_Stored data_:

START

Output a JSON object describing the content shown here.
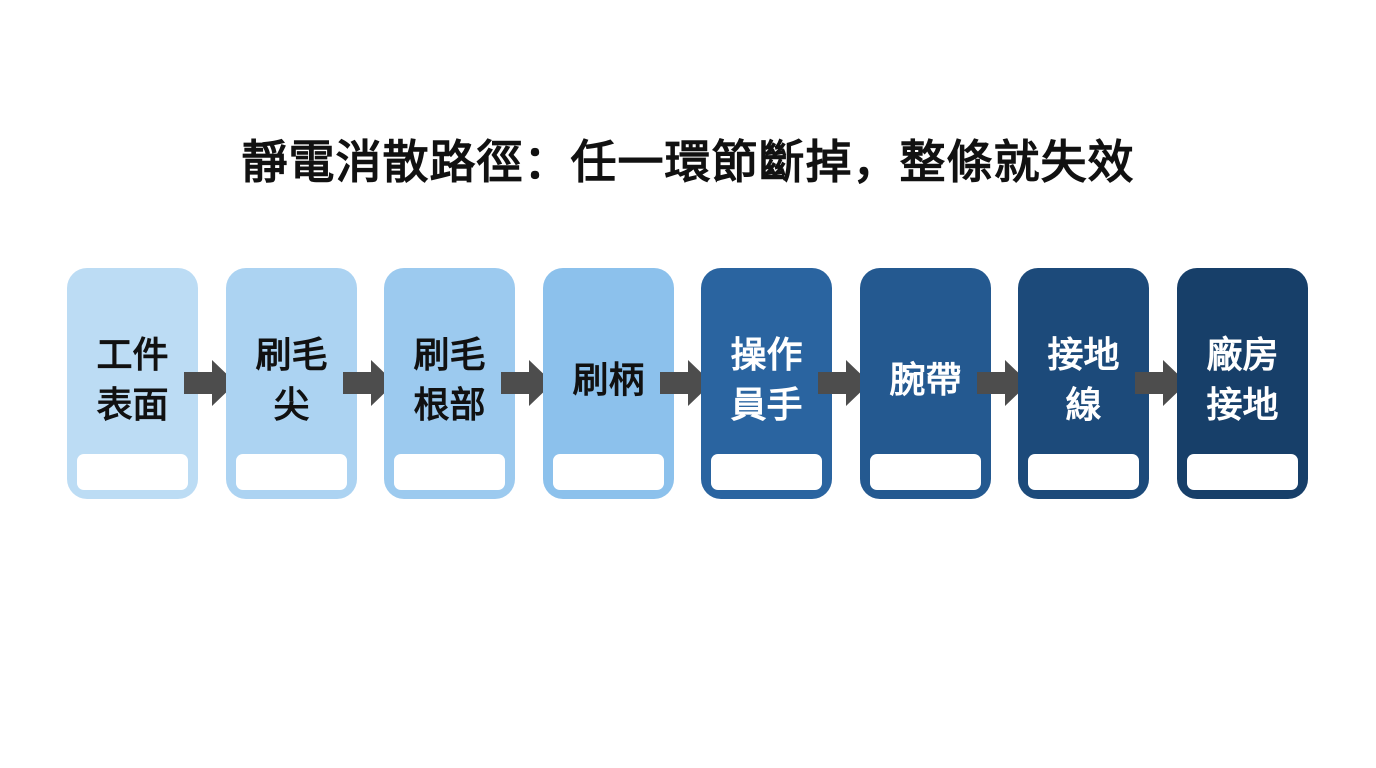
{
  "title": "靜電消散路徑：任一環節斷掉，整條就失效",
  "steps": [
    {
      "label": "工件\n表面",
      "fill": "#bcdcf4",
      "text_color": "#111111"
    },
    {
      "label": "刷毛\n尖",
      "fill": "#acd3f2",
      "text_color": "#111111"
    },
    {
      "label": "刷毛\n根部",
      "fill": "#9ccaef",
      "text_color": "#111111"
    },
    {
      "label": "刷柄",
      "fill": "#8cc1ec",
      "text_color": "#111111"
    },
    {
      "label": "操作\n員手",
      "fill": "#2a64a0",
      "text_color": "#ffffff"
    },
    {
      "label": "腕帶",
      "fill": "#245990",
      "text_color": "#ffffff"
    },
    {
      "label": "接地\n線",
      "fill": "#1c4a7a",
      "text_color": "#ffffff"
    },
    {
      "label": "廠房\n接地",
      "fill": "#173f69",
      "text_color": "#ffffff"
    }
  ],
  "arrow_color": "#4d4d4d"
}
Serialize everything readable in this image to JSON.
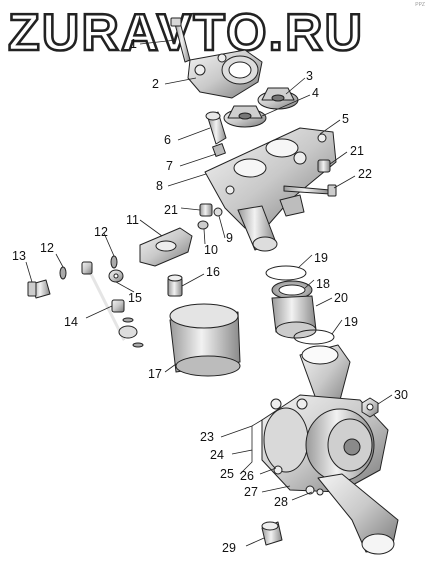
{
  "watermark": {
    "text": "ZURAVTO.RU"
  },
  "corner_mark": "PPZ",
  "callouts": [
    {
      "id": "c1",
      "text": "1"
    },
    {
      "id": "c2",
      "text": "2"
    },
    {
      "id": "c3",
      "text": "3"
    },
    {
      "id": "c4",
      "text": "4"
    },
    {
      "id": "c5",
      "text": "5"
    },
    {
      "id": "c6",
      "text": "6"
    },
    {
      "id": "c7",
      "text": "7"
    },
    {
      "id": "c8",
      "text": "8"
    },
    {
      "id": "c9",
      "text": "9"
    },
    {
      "id": "c10",
      "text": "10"
    },
    {
      "id": "c11",
      "text": "11"
    },
    {
      "id": "c12a",
      "text": "12"
    },
    {
      "id": "c12b",
      "text": "12"
    },
    {
      "id": "c13",
      "text": "13"
    },
    {
      "id": "c14",
      "text": "14"
    },
    {
      "id": "c15",
      "text": "15"
    },
    {
      "id": "c16",
      "text": "16"
    },
    {
      "id": "c17",
      "text": "17"
    },
    {
      "id": "c18",
      "text": "18"
    },
    {
      "id": "c19a",
      "text": "19"
    },
    {
      "id": "c19b",
      "text": "19"
    },
    {
      "id": "c20",
      "text": "20"
    },
    {
      "id": "c21a",
      "text": "21"
    },
    {
      "id": "c21b",
      "text": "21"
    },
    {
      "id": "c22",
      "text": "22"
    },
    {
      "id": "c23",
      "text": "23"
    },
    {
      "id": "c24",
      "text": "24"
    },
    {
      "id": "c25",
      "text": "25"
    },
    {
      "id": "c26",
      "text": "26"
    },
    {
      "id": "c27",
      "text": "27"
    },
    {
      "id": "c28",
      "text": "28"
    },
    {
      "id": "c29",
      "text": "29"
    },
    {
      "id": "c30",
      "text": "30"
    }
  ]
}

END

Scan the material line by line and report each one that contains "JSON".

_Response to this task_:
Output a JSON object describing the content shown here.
Serialize everything readable in this image to JSON.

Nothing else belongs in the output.